PROVIDED ENTRIES »
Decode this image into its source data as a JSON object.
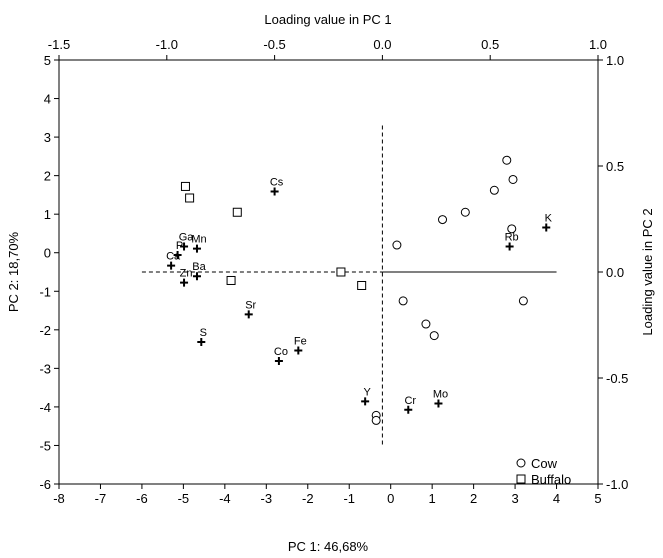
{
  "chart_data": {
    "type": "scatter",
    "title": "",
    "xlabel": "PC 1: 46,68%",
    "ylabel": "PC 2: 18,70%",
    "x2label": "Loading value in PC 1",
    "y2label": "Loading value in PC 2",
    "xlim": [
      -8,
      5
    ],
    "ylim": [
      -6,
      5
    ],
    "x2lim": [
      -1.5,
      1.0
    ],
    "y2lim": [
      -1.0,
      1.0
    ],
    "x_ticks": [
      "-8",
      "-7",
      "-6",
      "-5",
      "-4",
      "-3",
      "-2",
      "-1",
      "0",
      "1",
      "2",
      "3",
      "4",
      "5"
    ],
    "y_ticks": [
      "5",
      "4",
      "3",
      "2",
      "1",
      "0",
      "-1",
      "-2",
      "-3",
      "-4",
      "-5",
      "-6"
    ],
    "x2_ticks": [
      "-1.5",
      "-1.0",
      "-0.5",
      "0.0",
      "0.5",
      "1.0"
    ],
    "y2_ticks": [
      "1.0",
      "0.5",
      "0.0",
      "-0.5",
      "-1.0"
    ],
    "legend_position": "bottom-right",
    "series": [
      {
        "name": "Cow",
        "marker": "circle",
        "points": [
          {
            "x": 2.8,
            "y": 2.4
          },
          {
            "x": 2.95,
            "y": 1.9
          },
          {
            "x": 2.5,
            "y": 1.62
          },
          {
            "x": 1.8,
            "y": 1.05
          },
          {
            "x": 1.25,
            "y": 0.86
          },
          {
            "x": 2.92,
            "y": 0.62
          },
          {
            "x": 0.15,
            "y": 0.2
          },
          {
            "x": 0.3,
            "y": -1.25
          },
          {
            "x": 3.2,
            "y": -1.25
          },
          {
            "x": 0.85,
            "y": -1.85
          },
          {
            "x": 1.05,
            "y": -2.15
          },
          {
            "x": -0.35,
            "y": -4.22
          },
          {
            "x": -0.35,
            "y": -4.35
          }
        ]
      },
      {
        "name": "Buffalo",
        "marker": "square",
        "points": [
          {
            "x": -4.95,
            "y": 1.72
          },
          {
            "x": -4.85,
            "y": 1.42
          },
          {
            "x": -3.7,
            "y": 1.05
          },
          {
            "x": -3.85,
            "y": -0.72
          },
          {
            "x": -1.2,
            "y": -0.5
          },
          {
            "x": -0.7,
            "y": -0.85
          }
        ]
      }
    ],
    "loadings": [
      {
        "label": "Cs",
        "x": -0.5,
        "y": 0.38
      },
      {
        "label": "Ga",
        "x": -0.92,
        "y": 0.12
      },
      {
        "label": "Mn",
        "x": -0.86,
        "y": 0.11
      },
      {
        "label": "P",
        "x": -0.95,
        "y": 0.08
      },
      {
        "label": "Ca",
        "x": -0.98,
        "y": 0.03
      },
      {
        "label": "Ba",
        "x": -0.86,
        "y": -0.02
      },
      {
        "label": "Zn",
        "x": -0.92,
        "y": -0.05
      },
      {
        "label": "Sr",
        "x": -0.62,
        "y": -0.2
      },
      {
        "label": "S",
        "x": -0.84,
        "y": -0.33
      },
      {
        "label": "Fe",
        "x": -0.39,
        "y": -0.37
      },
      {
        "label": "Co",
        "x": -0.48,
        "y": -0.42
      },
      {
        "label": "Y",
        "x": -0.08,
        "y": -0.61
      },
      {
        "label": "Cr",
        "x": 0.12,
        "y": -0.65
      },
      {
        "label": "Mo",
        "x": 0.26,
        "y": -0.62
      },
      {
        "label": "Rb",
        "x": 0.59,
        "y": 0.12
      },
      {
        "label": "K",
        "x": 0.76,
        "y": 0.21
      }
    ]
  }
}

SET EXERCISE » Transcribe the material as is, with images omitted.

FULL RESPONSE »
Decode this image into its source data as a JSON object.
{
  "chart_data": {
    "type": "scatter",
    "title": "",
    "xlabel": "PC 1: 46,68%",
    "ylabel": "PC 2: 18,70%",
    "x2label": "Loading value in PC 1",
    "y2label": "Loading value in PC 2",
    "xlim": [
      -8,
      5
    ],
    "ylim": [
      -6,
      5
    ],
    "x2lim": [
      -1.5,
      1.0
    ],
    "y2lim": [
      -1.0,
      1.0
    ],
    "x_ticks": [
      "-8",
      "-7",
      "-6",
      "-5",
      "-4",
      "-3",
      "-2",
      "-1",
      "0",
      "1",
      "2",
      "3",
      "4",
      "5"
    ],
    "y_ticks": [
      "5",
      "4",
      "3",
      "2",
      "1",
      "0",
      "-1",
      "-2",
      "-3",
      "-4",
      "-5",
      "-6"
    ],
    "x2_ticks": [
      "-1.5",
      "-1.0",
      "-0.5",
      "0.0",
      "0.5",
      "1.0"
    ],
    "y2_ticks": [
      "1.0",
      "0.5",
      "0.0",
      "-0.5",
      "-1.0"
    ],
    "legend_position": "bottom-right",
    "series": [
      {
        "name": "Cow",
        "marker": "circle",
        "points": [
          {
            "x": 2.8,
            "y": 2.4
          },
          {
            "x": 2.95,
            "y": 1.9
          },
          {
            "x": 2.5,
            "y": 1.62
          },
          {
            "x": 1.8,
            "y": 1.05
          },
          {
            "x": 1.25,
            "y": 0.86
          },
          {
            "x": 2.92,
            "y": 0.62
          },
          {
            "x": 0.15,
            "y": 0.2
          },
          {
            "x": 0.3,
            "y": -1.25
          },
          {
            "x": 3.2,
            "y": -1.25
          },
          {
            "x": 0.85,
            "y": -1.85
          },
          {
            "x": 1.05,
            "y": -2.15
          },
          {
            "x": -0.35,
            "y": -4.22
          },
          {
            "x": -0.35,
            "y": -4.35
          }
        ]
      },
      {
        "name": "Buffalo",
        "marker": "square",
        "points": [
          {
            "x": -4.95,
            "y": 1.72
          },
          {
            "x": -4.85,
            "y": 1.42
          },
          {
            "x": -3.7,
            "y": 1.05
          },
          {
            "x": -3.85,
            "y": -0.72
          },
          {
            "x": -1.2,
            "y": -0.5
          },
          {
            "x": -0.7,
            "y": -0.85
          }
        ]
      }
    ],
    "loadings": [
      {
        "label": "Cs",
        "x": -0.5,
        "y": 0.38
      },
      {
        "label": "Ga",
        "x": -0.92,
        "y": 0.12
      },
      {
        "label": "Mn",
        "x": -0.86,
        "y": 0.11
      },
      {
        "label": "P",
        "x": -0.95,
        "y": 0.08
      },
      {
        "label": "Ca",
        "x": -0.98,
        "y": 0.03
      },
      {
        "label": "Ba",
        "x": -0.86,
        "y": -0.02
      },
      {
        "label": "Zn",
        "x": -0.92,
        "y": -0.05
      },
      {
        "label": "Sr",
        "x": -0.62,
        "y": -0.2
      },
      {
        "label": "S",
        "x": -0.84,
        "y": -0.33
      },
      {
        "label": "Fe",
        "x": -0.39,
        "y": -0.37
      },
      {
        "label": "Co",
        "x": -0.48,
        "y": -0.42
      },
      {
        "label": "Y",
        "x": -0.08,
        "y": -0.61
      },
      {
        "label": "Cr",
        "x": 0.12,
        "y": -0.65
      },
      {
        "label": "Mo",
        "x": 0.26,
        "y": -0.62
      },
      {
        "label": "Rb",
        "x": 0.59,
        "y": 0.12
      },
      {
        "label": "K",
        "x": 0.76,
        "y": 0.21
      }
    ]
  }
}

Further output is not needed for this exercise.